» Provided material:
--------------------

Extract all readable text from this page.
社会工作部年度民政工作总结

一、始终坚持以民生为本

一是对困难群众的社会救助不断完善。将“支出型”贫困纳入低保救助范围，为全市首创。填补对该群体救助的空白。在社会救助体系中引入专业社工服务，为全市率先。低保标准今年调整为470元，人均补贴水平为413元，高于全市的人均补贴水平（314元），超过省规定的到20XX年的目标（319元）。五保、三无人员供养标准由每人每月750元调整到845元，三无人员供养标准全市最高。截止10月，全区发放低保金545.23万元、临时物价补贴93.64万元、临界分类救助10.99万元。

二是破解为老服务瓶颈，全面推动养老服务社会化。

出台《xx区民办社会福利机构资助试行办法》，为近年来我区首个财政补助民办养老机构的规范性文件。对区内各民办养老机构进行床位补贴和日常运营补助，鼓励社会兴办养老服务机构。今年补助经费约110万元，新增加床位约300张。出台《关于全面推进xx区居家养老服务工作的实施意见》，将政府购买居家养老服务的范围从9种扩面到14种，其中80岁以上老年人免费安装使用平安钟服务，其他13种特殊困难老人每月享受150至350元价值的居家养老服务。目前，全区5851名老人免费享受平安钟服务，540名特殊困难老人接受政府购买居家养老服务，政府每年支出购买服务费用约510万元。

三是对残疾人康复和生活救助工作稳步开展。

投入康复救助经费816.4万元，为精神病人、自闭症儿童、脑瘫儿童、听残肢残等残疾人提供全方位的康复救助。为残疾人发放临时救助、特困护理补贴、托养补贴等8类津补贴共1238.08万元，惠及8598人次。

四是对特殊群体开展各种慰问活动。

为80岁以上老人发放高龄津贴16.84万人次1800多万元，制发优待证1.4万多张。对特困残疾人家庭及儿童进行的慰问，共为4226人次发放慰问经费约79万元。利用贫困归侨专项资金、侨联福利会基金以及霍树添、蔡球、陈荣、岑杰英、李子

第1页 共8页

--------------------

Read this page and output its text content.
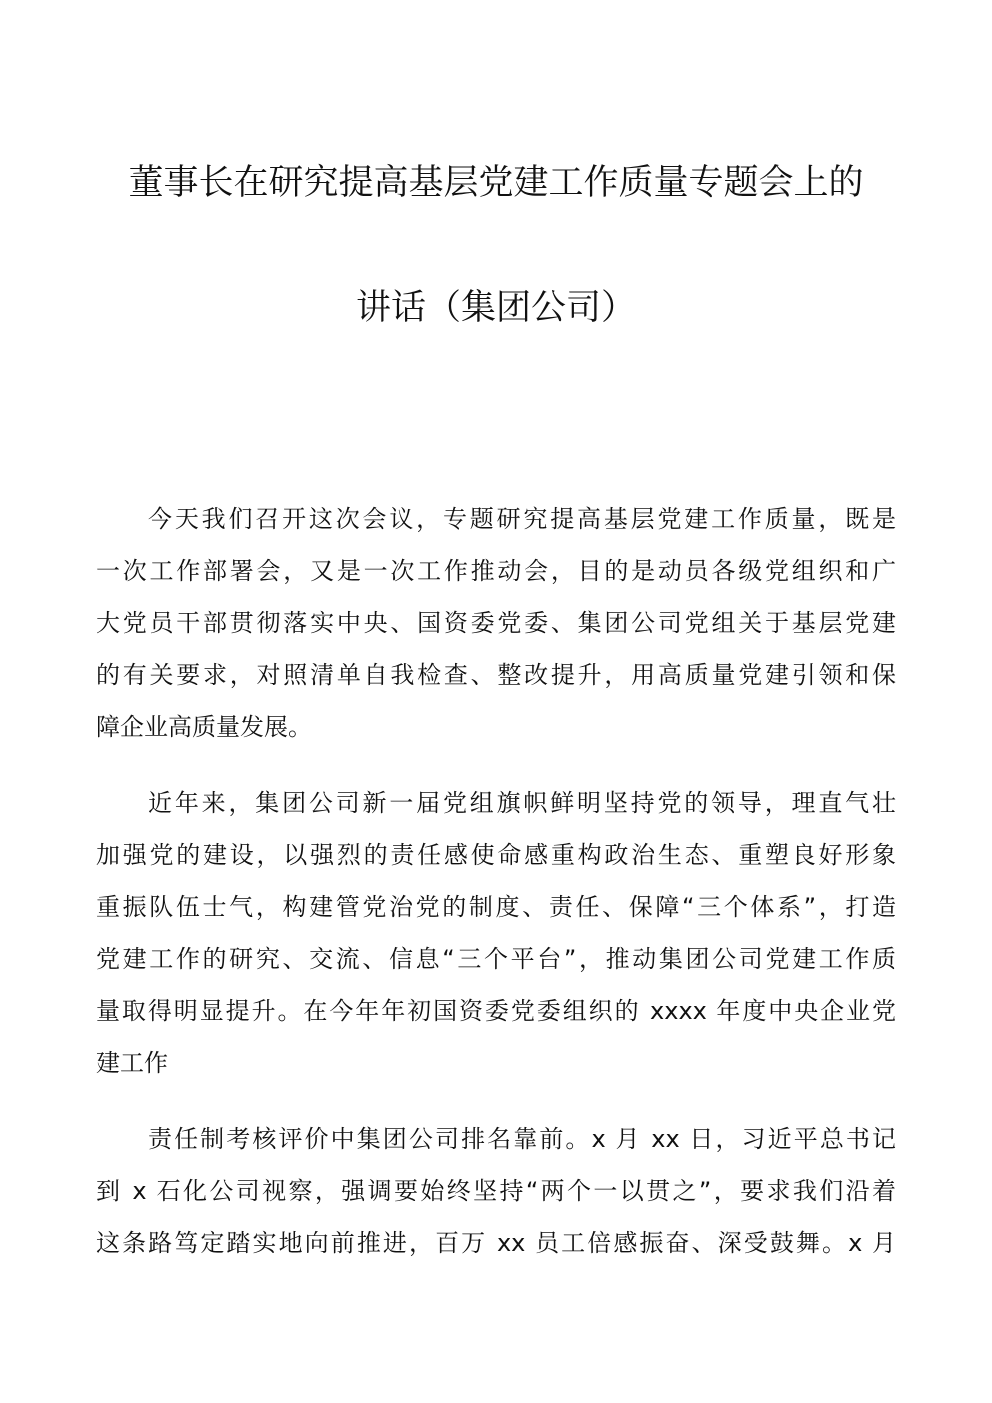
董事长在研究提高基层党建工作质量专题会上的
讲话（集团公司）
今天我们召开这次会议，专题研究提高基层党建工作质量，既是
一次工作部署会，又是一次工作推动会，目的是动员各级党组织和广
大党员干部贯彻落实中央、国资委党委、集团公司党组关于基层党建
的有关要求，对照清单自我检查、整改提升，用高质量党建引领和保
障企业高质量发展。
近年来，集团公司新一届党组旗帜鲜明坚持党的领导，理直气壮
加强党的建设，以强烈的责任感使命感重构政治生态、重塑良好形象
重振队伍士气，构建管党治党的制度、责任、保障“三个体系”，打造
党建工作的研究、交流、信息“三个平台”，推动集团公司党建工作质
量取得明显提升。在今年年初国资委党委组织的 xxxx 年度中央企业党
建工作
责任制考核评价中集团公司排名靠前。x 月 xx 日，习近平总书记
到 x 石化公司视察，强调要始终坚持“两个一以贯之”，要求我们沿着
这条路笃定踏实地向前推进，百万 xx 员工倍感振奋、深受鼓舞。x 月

--------------------

» Task statement: Find each line with the string "page" and copy it out.

» Reply to the exercise:
Extract all readable text from this page.
Read this page and output its text content.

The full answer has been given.